___ Provided data ___
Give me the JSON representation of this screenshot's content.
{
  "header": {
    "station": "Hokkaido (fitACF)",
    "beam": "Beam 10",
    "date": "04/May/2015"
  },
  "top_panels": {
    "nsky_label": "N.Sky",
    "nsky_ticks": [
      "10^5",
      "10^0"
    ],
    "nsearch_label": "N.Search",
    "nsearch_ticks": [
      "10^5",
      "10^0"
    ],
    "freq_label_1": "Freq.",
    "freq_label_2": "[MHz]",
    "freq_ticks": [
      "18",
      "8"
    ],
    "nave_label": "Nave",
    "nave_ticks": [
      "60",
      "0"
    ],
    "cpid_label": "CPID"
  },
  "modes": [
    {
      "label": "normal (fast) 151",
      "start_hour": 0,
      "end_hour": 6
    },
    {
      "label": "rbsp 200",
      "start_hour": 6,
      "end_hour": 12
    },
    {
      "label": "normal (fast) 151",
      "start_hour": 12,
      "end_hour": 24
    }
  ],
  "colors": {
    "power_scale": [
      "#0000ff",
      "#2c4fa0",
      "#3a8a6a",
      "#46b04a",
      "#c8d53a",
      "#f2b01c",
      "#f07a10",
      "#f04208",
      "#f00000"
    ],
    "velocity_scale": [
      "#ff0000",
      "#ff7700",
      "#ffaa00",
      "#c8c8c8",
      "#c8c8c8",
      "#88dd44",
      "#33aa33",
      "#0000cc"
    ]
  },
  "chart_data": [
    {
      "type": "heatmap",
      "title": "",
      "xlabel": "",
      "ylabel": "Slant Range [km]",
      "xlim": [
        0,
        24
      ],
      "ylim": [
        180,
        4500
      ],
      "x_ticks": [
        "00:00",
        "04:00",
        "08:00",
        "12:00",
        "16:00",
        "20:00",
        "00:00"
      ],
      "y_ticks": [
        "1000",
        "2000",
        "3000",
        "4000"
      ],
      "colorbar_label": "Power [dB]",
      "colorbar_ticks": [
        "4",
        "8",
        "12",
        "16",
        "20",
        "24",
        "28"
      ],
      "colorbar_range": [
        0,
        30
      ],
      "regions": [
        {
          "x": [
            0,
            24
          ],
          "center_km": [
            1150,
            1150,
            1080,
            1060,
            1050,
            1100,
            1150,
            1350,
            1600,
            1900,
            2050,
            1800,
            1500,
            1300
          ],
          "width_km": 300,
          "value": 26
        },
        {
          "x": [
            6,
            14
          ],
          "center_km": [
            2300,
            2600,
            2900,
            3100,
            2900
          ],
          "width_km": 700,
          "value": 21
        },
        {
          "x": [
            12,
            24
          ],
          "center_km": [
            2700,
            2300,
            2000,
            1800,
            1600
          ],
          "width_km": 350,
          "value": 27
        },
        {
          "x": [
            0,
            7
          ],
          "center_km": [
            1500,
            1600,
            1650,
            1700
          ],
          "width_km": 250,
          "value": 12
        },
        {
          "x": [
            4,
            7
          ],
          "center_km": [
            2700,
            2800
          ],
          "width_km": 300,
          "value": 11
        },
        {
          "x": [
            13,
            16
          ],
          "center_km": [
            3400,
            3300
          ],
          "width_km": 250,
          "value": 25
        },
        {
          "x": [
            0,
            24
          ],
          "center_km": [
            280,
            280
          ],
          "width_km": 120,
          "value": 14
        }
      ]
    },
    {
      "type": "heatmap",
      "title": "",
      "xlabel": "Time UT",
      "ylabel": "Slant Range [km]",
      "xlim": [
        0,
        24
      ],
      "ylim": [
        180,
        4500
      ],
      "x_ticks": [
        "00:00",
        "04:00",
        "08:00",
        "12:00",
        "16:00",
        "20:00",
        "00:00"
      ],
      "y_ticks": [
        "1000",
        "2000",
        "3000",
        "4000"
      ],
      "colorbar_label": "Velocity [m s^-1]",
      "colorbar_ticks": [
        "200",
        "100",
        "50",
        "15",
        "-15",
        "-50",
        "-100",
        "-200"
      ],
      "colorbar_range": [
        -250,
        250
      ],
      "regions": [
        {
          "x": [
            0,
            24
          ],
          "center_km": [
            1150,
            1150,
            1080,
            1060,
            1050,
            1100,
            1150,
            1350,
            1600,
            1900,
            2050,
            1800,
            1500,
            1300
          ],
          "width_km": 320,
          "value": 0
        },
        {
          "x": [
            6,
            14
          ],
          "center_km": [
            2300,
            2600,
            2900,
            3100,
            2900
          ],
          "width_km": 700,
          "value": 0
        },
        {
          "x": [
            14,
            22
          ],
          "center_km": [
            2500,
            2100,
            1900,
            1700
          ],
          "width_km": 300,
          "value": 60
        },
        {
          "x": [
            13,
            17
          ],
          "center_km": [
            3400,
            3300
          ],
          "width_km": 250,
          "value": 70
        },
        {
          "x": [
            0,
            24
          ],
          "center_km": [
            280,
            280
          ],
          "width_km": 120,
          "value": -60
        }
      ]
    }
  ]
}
___
Write out every entry verbatim.

Give me the JSON representation of this screenshot's content.
{
  "header": {
    "station": "Hokkaido (fitACF)",
    "beam": "Beam 10",
    "date": "04/May/2015"
  },
  "top_panels": {
    "nsky_label": "N.Sky",
    "nsky_ticks": [
      "10^5",
      "10^0"
    ],
    "nsearch_label": "N.Search",
    "nsearch_ticks": [
      "10^5",
      "10^0"
    ],
    "freq_label_1": "Freq.",
    "freq_label_2": "[MHz]",
    "freq_ticks": [
      "18",
      "8"
    ],
    "nave_label": "Nave",
    "nave_ticks": [
      "60",
      "0"
    ],
    "cpid_label": "CPID"
  },
  "modes": [
    {
      "label": "normal (fast) 151",
      "start_hour": 0,
      "end_hour": 6
    },
    {
      "label": "rbsp 200",
      "start_hour": 6,
      "end_hour": 12
    },
    {
      "label": "normal (fast) 151",
      "start_hour": 12,
      "end_hour": 24
    }
  ],
  "colors": {
    "power_scale": [
      "#0000ff",
      "#2c4fa0",
      "#3a8a6a",
      "#46b04a",
      "#c8d53a",
      "#f2b01c",
      "#f07a10",
      "#f04208",
      "#f00000"
    ],
    "velocity_scale": [
      "#ff0000",
      "#ff7700",
      "#ffaa00",
      "#c8c8c8",
      "#c8c8c8",
      "#88dd44",
      "#33aa33",
      "#0000cc"
    ]
  },
  "chart_data": [
    {
      "type": "heatmap",
      "title": "",
      "xlabel": "",
      "ylabel": "Slant Range [km]",
      "xlim": [
        0,
        24
      ],
      "ylim": [
        180,
        4500
      ],
      "x_ticks": [
        "00:00",
        "04:00",
        "08:00",
        "12:00",
        "16:00",
        "20:00",
        "00:00"
      ],
      "y_ticks": [
        "1000",
        "2000",
        "3000",
        "4000"
      ],
      "colorbar_label": "Power [dB]",
      "colorbar_ticks": [
        "4",
        "8",
        "12",
        "16",
        "20",
        "24",
        "28"
      ],
      "colorbar_range": [
        0,
        30
      ],
      "regions": [
        {
          "x": [
            0,
            24
          ],
          "center_km": [
            1150,
            1150,
            1080,
            1060,
            1050,
            1100,
            1150,
            1350,
            1600,
            1900,
            2050,
            1800,
            1500,
            1300
          ],
          "width_km": 300,
          "value": 26
        },
        {
          "x": [
            6,
            14
          ],
          "center_km": [
            2300,
            2600,
            2900,
            3100,
            2900
          ],
          "width_km": 700,
          "value": 21
        },
        {
          "x": [
            12,
            24
          ],
          "center_km": [
            2700,
            2300,
            2000,
            1800,
            1600
          ],
          "width_km": 350,
          "value": 27
        },
        {
          "x": [
            0,
            7
          ],
          "center_km": [
            1500,
            1600,
            1650,
            1700
          ],
          "width_km": 250,
          "value": 12
        },
        {
          "x": [
            4,
            7
          ],
          "center_km": [
            2700,
            2800
          ],
          "width_km": 300,
          "value": 11
        },
        {
          "x": [
            13,
            16
          ],
          "center_km": [
            3400,
            3300
          ],
          "width_km": 250,
          "value": 25
        },
        {
          "x": [
            0,
            24
          ],
          "center_km": [
            280,
            280
          ],
          "width_km": 120,
          "value": 14
        }
      ]
    },
    {
      "type": "heatmap",
      "title": "",
      "xlabel": "Time UT",
      "ylabel": "Slant Range [km]",
      "xlim": [
        0,
        24
      ],
      "ylim": [
        180,
        4500
      ],
      "x_ticks": [
        "00:00",
        "04:00",
        "08:00",
        "12:00",
        "16:00",
        "20:00",
        "00:00"
      ],
      "y_ticks": [
        "1000",
        "2000",
        "3000",
        "4000"
      ],
      "colorbar_label": "Velocity [m s^-1]",
      "colorbar_ticks": [
        "200",
        "100",
        "50",
        "15",
        "-15",
        "-50",
        "-100",
        "-200"
      ],
      "colorbar_range": [
        -250,
        250
      ],
      "regions": [
        {
          "x": [
            0,
            24
          ],
          "center_km": [
            1150,
            1150,
            1080,
            1060,
            1050,
            1100,
            1150,
            1350,
            1600,
            1900,
            2050,
            1800,
            1500,
            1300
          ],
          "width_km": 320,
          "value": 0
        },
        {
          "x": [
            6,
            14
          ],
          "center_km": [
            2300,
            2600,
            2900,
            3100,
            2900
          ],
          "width_km": 700,
          "value": 0
        },
        {
          "x": [
            14,
            22
          ],
          "center_km": [
            2500,
            2100,
            1900,
            1700
          ],
          "width_km": 300,
          "value": 60
        },
        {
          "x": [
            13,
            17
          ],
          "center_km": [
            3400,
            3300
          ],
          "width_km": 250,
          "value": 70
        },
        {
          "x": [
            0,
            24
          ],
          "center_km": [
            280,
            280
          ],
          "width_km": 120,
          "value": -60
        }
      ]
    }
  ]
}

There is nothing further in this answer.